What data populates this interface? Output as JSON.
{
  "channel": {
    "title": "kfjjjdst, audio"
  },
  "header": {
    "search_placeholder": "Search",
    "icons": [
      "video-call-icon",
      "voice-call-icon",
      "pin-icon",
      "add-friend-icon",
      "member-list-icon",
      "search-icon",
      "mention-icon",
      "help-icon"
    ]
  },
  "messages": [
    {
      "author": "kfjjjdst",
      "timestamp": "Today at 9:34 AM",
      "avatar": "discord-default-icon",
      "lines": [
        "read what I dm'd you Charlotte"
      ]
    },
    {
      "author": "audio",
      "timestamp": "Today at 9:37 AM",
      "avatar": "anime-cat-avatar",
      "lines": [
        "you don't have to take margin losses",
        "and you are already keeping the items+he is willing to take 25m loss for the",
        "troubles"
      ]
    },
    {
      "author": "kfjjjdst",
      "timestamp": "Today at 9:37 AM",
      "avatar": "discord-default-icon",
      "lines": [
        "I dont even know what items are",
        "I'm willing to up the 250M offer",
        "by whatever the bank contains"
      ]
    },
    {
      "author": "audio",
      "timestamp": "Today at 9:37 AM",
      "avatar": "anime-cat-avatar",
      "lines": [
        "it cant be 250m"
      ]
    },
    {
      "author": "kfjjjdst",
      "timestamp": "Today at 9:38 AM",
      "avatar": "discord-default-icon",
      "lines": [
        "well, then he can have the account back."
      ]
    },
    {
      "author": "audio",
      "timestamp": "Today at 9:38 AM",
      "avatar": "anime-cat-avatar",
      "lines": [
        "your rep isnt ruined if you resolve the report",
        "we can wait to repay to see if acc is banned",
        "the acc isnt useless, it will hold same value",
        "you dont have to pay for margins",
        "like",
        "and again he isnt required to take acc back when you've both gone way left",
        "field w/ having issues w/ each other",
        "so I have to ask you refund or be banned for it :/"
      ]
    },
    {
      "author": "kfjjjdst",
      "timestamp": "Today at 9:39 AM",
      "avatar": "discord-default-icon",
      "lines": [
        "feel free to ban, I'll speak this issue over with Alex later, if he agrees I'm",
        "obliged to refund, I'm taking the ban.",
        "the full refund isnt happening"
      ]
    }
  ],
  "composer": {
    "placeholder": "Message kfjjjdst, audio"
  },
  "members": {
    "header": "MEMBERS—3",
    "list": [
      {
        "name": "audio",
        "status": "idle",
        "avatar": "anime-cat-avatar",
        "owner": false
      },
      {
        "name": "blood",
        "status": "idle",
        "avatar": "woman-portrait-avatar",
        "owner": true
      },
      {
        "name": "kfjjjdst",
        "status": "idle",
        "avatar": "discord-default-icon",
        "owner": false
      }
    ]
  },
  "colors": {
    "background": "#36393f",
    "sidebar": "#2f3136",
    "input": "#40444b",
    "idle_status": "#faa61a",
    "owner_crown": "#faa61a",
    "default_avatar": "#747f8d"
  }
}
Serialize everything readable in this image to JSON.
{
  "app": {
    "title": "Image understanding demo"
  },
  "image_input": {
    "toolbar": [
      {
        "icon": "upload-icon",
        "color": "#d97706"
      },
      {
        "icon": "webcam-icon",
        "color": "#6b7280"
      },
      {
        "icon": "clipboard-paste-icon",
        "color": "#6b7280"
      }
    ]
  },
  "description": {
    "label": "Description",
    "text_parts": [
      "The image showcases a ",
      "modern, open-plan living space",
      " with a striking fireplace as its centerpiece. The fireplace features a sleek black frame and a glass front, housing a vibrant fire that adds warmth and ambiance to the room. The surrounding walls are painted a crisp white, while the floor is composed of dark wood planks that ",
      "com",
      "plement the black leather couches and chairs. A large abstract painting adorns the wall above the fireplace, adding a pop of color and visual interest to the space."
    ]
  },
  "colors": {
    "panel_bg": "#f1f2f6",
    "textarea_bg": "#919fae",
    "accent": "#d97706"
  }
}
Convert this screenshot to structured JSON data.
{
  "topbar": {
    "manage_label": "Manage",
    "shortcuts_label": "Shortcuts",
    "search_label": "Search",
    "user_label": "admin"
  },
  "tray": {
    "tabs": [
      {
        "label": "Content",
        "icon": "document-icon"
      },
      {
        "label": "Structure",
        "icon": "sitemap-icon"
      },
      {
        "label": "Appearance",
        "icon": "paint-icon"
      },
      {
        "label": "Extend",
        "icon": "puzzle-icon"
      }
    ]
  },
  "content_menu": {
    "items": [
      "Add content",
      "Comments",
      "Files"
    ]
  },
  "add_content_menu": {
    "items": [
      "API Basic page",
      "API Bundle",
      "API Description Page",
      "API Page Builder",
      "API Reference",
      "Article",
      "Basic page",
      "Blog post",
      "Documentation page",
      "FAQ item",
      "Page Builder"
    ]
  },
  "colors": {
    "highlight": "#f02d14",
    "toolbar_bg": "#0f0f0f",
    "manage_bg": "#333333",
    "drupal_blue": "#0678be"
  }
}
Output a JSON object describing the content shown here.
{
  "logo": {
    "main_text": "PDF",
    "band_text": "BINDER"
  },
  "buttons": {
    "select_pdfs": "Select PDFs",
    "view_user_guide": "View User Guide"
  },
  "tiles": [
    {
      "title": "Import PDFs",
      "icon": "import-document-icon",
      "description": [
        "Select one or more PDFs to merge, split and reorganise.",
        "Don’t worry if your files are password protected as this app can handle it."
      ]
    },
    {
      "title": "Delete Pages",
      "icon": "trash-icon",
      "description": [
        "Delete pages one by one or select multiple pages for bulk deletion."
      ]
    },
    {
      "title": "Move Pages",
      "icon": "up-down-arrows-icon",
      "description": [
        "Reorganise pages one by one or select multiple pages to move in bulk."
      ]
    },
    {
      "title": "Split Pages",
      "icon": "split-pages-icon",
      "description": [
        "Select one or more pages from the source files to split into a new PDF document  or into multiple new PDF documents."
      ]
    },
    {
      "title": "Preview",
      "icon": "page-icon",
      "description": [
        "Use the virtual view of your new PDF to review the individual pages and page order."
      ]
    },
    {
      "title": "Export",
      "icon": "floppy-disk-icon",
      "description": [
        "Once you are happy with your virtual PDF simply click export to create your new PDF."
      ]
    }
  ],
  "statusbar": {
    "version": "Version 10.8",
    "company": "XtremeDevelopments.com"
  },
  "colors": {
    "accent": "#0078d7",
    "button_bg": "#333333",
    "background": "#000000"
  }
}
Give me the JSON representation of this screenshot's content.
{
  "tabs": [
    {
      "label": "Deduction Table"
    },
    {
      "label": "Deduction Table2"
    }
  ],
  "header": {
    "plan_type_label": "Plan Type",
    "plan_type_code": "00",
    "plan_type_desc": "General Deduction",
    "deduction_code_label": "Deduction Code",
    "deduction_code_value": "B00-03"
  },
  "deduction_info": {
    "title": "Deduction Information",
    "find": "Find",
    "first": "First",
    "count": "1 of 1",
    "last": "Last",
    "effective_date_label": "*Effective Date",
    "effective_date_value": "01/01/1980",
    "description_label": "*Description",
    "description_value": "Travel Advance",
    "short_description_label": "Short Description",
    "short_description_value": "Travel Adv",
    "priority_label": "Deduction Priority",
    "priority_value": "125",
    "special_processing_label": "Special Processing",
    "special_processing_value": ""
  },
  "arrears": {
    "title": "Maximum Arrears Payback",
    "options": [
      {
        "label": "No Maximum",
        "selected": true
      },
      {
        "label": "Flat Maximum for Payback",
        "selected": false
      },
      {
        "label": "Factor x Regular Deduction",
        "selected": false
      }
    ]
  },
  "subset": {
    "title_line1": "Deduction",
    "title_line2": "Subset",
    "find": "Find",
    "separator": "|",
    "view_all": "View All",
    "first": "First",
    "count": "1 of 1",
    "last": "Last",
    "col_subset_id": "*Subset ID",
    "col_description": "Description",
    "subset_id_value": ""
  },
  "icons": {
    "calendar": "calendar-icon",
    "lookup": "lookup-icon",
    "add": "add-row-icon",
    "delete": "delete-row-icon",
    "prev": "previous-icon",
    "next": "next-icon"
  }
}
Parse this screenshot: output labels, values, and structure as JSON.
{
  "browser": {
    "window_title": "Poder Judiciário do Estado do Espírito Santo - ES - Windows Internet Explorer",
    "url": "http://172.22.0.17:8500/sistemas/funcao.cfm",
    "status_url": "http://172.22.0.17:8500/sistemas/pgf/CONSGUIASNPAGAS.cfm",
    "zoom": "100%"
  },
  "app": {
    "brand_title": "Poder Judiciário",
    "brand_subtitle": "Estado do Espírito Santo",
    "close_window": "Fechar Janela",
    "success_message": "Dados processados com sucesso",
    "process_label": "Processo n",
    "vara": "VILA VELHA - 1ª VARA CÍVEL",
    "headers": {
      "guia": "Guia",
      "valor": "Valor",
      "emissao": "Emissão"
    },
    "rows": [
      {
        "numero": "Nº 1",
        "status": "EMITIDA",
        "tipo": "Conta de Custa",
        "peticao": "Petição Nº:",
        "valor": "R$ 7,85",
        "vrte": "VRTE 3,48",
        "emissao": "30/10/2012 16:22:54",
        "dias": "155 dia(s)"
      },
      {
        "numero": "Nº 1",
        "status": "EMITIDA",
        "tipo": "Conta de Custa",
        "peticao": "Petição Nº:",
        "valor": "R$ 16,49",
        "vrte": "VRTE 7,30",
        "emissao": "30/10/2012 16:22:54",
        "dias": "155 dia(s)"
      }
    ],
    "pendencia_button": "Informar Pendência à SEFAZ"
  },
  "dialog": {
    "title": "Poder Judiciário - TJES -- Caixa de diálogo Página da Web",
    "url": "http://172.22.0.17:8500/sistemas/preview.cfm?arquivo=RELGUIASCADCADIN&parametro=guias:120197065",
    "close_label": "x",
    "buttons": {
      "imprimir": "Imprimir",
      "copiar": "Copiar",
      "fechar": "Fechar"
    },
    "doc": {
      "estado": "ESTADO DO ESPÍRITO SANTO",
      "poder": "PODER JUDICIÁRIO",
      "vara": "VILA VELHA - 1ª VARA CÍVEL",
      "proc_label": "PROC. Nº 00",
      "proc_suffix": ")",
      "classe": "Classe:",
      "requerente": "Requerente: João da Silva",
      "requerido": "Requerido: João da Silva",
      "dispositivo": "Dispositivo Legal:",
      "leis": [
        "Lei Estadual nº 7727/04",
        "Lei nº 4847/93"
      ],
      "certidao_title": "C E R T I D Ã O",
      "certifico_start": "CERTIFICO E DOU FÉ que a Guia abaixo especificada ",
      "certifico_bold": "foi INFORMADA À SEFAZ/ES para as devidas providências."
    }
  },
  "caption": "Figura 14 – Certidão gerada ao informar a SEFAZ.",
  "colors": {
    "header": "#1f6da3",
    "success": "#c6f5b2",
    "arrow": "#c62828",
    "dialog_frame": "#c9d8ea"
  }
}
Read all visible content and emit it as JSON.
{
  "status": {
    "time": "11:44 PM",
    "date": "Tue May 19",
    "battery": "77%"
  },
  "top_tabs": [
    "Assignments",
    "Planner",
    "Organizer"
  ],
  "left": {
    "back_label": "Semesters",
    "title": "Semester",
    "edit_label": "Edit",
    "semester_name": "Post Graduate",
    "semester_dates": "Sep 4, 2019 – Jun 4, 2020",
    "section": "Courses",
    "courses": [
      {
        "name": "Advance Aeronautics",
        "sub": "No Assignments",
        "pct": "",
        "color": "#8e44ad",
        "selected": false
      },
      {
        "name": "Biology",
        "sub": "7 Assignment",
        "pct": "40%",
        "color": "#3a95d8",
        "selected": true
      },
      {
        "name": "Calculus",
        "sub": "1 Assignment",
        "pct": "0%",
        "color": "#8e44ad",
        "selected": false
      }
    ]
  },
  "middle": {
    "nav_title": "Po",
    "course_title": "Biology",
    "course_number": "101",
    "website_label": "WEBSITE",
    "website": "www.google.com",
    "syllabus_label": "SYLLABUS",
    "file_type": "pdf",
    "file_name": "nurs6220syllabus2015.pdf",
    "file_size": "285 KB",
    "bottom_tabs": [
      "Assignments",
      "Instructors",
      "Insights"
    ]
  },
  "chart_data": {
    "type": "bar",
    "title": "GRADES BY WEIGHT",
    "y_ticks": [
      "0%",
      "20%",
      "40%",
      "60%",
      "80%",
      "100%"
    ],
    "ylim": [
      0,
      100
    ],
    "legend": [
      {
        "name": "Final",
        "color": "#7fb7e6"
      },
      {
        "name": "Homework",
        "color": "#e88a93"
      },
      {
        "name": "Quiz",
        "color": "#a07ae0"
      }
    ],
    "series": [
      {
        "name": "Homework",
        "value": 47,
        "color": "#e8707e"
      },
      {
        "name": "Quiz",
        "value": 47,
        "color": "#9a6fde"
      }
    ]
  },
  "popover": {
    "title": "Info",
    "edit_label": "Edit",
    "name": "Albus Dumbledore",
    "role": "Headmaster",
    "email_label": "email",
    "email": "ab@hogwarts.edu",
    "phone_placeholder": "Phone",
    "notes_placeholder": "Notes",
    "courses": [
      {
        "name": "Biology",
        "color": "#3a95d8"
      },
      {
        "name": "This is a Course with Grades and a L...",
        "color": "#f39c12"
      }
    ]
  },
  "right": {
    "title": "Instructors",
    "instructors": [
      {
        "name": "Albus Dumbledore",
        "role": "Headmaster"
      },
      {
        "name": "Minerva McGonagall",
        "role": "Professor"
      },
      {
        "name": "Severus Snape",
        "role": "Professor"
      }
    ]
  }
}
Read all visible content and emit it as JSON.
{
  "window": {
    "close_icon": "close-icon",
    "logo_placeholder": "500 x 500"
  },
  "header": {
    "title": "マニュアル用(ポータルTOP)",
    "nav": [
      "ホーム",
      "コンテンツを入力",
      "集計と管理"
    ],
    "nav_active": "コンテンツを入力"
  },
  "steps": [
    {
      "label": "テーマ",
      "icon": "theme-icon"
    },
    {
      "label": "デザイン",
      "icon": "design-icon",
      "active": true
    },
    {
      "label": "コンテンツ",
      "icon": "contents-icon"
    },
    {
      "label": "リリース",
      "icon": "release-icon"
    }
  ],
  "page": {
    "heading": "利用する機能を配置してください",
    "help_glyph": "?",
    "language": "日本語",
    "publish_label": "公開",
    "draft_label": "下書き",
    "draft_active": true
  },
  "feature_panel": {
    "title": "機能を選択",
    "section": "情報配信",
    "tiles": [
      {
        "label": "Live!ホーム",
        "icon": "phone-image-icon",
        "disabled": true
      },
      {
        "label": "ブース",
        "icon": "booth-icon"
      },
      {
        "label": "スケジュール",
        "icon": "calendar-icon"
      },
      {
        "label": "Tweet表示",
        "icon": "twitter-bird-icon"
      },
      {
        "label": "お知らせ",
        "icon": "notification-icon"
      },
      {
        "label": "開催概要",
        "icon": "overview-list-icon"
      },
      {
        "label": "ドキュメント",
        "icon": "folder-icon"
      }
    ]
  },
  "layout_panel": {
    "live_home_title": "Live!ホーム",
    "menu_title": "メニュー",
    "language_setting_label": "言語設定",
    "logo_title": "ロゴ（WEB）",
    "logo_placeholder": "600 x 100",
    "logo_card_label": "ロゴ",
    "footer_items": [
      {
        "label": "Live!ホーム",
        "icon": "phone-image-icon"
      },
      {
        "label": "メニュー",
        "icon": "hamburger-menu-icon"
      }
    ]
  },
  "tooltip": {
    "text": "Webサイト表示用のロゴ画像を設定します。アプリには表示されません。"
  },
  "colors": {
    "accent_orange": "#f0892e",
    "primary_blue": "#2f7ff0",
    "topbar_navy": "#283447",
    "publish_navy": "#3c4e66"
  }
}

• _PROBLEM TO SOLVE_
Which lines contain "dont"? Copy each of them out.

• _OUTPUT OF THE EXERCISE_
        "I dont even know what items are",
        "you dont have to pay for margins",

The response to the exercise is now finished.